*Problem requirements*
Set down the data again in full, keeping every line exactly as it is.
+ + + + + + +
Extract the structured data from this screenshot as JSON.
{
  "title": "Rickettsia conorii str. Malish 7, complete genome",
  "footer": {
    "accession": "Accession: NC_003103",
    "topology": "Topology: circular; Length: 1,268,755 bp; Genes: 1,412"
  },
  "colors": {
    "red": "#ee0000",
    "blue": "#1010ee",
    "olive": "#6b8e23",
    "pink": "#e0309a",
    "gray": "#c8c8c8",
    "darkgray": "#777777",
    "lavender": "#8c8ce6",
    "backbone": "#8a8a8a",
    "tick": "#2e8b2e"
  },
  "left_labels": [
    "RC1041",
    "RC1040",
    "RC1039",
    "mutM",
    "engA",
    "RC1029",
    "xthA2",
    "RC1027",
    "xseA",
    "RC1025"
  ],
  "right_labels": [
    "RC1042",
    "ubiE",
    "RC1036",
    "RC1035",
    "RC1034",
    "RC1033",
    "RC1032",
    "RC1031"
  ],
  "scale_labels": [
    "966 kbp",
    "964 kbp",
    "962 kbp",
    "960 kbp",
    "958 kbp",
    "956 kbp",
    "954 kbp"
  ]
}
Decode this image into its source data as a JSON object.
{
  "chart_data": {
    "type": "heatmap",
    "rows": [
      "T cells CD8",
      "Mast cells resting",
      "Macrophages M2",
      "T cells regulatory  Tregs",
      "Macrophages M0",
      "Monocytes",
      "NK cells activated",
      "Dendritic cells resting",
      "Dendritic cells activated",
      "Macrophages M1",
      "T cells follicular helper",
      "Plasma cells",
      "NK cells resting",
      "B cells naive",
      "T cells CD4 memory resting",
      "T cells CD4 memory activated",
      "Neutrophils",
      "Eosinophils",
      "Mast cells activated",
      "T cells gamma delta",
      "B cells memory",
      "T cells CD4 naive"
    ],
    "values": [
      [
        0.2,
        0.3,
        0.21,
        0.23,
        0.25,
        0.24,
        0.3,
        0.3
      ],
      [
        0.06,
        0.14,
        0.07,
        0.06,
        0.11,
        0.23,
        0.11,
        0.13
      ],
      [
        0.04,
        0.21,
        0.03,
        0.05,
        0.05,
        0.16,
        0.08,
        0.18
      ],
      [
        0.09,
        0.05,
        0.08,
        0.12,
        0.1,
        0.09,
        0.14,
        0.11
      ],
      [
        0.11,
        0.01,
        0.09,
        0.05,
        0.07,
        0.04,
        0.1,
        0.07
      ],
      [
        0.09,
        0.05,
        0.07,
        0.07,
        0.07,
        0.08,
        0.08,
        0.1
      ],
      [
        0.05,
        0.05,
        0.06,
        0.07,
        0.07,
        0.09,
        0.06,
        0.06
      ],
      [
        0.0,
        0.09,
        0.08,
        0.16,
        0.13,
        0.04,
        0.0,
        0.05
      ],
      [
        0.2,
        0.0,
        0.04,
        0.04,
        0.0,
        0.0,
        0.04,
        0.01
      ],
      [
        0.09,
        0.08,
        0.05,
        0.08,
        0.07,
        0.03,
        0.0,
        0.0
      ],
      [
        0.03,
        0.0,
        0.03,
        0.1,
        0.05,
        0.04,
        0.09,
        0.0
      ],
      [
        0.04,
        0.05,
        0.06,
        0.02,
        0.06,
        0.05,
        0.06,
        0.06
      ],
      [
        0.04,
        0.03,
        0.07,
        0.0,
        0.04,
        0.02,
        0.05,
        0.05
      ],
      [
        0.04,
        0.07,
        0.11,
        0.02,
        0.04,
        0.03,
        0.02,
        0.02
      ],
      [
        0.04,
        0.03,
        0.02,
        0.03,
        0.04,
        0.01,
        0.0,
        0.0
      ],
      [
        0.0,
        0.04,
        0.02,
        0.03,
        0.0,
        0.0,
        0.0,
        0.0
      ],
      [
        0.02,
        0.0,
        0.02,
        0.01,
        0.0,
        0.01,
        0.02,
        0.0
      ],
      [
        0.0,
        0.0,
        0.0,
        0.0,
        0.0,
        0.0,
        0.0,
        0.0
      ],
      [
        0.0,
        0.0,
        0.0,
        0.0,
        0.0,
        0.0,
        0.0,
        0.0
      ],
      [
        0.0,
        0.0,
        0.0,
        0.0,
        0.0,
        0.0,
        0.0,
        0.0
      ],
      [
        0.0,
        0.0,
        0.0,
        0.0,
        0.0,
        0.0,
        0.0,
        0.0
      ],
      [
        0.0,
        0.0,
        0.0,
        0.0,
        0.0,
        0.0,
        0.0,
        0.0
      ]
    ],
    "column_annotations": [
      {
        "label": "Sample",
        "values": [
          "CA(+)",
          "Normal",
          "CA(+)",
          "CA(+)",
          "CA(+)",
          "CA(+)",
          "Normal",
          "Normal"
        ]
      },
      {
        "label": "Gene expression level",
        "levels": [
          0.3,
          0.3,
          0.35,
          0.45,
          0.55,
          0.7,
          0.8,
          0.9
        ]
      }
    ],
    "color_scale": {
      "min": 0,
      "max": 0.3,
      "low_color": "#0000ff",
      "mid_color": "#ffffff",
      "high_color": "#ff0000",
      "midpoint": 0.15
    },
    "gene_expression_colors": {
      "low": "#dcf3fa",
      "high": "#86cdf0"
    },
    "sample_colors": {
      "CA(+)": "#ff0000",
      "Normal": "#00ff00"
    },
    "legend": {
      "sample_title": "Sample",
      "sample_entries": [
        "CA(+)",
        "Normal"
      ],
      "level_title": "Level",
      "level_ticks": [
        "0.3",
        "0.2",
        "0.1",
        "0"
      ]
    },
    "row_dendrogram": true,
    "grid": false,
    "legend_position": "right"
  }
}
+ + + + + + +
*Exercise answer*
Extract the structured data from this screenshot as JSON.
{
  "title": "Rickettsia conorii str. Malish 7, complete genome",
  "footer": {
    "accession": "Accession: NC_003103",
    "topology": "Topology: circular; Length: 1,268,755 bp; Genes: 1,412"
  },
  "colors": {
    "red": "#ee0000",
    "blue": "#1010ee",
    "olive": "#6b8e23",
    "pink": "#e0309a",
    "gray": "#c8c8c8",
    "darkgray": "#777777",
    "lavender": "#8c8ce6",
    "backbone": "#8a8a8a",
    "tick": "#2e8b2e"
  },
  "left_labels": [
    "RC1041",
    "RC1040",
    "RC1039",
    "mutM",
    "engA",
    "RC1029",
    "xthA2",
    "RC1027",
    "xseA",
    "RC1025"
  ],
  "right_labels": [
    "RC1042",
    "ubiE",
    "RC1036",
    "RC1035",
    "RC1034",
    "RC1033",
    "RC1032",
    "RC1031"
  ],
  "scale_labels": [
    "966 kbp",
    "964 kbp",
    "962 kbp",
    "960 kbp",
    "958 kbp",
    "956 kbp",
    "954 kbp"
  ]
}
Decode this image into its source data as a JSON object.
{
  "chart_data": {
    "type": "heatmap",
    "rows": [
      "T cells CD8",
      "Mast cells resting",
      "Macrophages M2",
      "T cells regulatory  Tregs",
      "Macrophages M0",
      "Monocytes",
      "NK cells activated",
      "Dendritic cells resting",
      "Dendritic cells activated",
      "Macrophages M1",
      "T cells follicular helper",
      "Plasma cells",
      "NK cells resting",
      "B cells naive",
      "T cells CD4 memory resting",
      "T cells CD4 memory activated",
      "Neutrophils",
      "Eosinophils",
      "Mast cells activated",
      "T cells gamma delta",
      "B cells memory",
      "T cells CD4 naive"
    ],
    "values": [
      [
        0.2,
        0.3,
        0.21,
        0.23,
        0.25,
        0.24,
        0.3,
        0.3
      ],
      [
        0.06,
        0.14,
        0.07,
        0.06,
        0.11,
        0.23,
        0.11,
        0.13
      ],
      [
        0.04,
        0.21,
        0.03,
        0.05,
        0.05,
        0.16,
        0.08,
        0.18
      ],
      [
        0.09,
        0.05,
        0.08,
        0.12,
        0.1,
        0.09,
        0.14,
        0.11
      ],
      [
        0.11,
        0.01,
        0.09,
        0.05,
        0.07,
        0.04,
        0.1,
        0.07
      ],
      [
        0.09,
        0.05,
        0.07,
        0.07,
        0.07,
        0.08,
        0.08,
        0.1
      ],
      [
        0.05,
        0.05,
        0.06,
        0.07,
        0.07,
        0.09,
        0.06,
        0.06
      ],
      [
        0.0,
        0.09,
        0.08,
        0.16,
        0.13,
        0.04,
        0.0,
        0.05
      ],
      [
        0.2,
        0.0,
        0.04,
        0.04,
        0.0,
        0.0,
        0.04,
        0.01
      ],
      [
        0.09,
        0.08,
        0.05,
        0.08,
        0.07,
        0.03,
        0.0,
        0.0
      ],
      [
        0.03,
        0.0,
        0.03,
        0.1,
        0.05,
        0.04,
        0.09,
        0.0
      ],
      [
        0.04,
        0.05,
        0.06,
        0.02,
        0.06,
        0.05,
        0.06,
        0.06
      ],
      [
        0.04,
        0.03,
        0.07,
        0.0,
        0.04,
        0.02,
        0.05,
        0.05
      ],
      [
        0.04,
        0.07,
        0.11,
        0.02,
        0.04,
        0.03,
        0.02,
        0.02
      ],
      [
        0.04,
        0.03,
        0.02,
        0.03,
        0.04,
        0.01,
        0.0,
        0.0
      ],
      [
        0.0,
        0.04,
        0.02,
        0.03,
        0.0,
        0.0,
        0.0,
        0.0
      ],
      [
        0.02,
        0.0,
        0.02,
        0.01,
        0.0,
        0.01,
        0.02,
        0.0
      ],
      [
        0.0,
        0.0,
        0.0,
        0.0,
        0.0,
        0.0,
        0.0,
        0.0
      ],
      [
        0.0,
        0.0,
        0.0,
        0.0,
        0.0,
        0.0,
        0.0,
        0.0
      ],
      [
        0.0,
        0.0,
        0.0,
        0.0,
        0.0,
        0.0,
        0.0,
        0.0
      ],
      [
        0.0,
        0.0,
        0.0,
        0.0,
        0.0,
        0.0,
        0.0,
        0.0
      ],
      [
        0.0,
        0.0,
        0.0,
        0.0,
        0.0,
        0.0,
        0.0,
        0.0
      ]
    ],
    "column_annotations": [
      {
        "label": "Sample",
        "values": [
          "CA(+)",
          "Normal",
          "CA(+)",
          "CA(+)",
          "CA(+)",
          "CA(+)",
          "Normal",
          "Normal"
        ]
      },
      {
        "label": "Gene expression level",
        "levels": [
          0.3,
          0.3,
          0.35,
          0.45,
          0.55,
          0.7,
          0.8,
          0.9
        ]
      }
    ],
    "color_scale": {
      "min": 0,
      "max": 0.3,
      "low_color": "#0000ff",
      "mid_color": "#ffffff",
      "high_color": "#ff0000",
      "midpoint": 0.15
    },
    "gene_expression_colors": {
      "low": "#dcf3fa",
      "high": "#86cdf0"
    },
    "sample_colors": {
      "CA(+)": "#ff0000",
      "Normal": "#00ff00"
    },
    "legend": {
      "sample_title": "Sample",
      "sample_entries": [
        "CA(+)",
        "Normal"
      ],
      "level_title": "Level",
      "level_ticks": [
        "0.3",
        "0.2",
        "0.1",
        "0"
      ]
    },
    "row_dendrogram": true,
    "grid": false,
    "legend_position": "right"
  }
}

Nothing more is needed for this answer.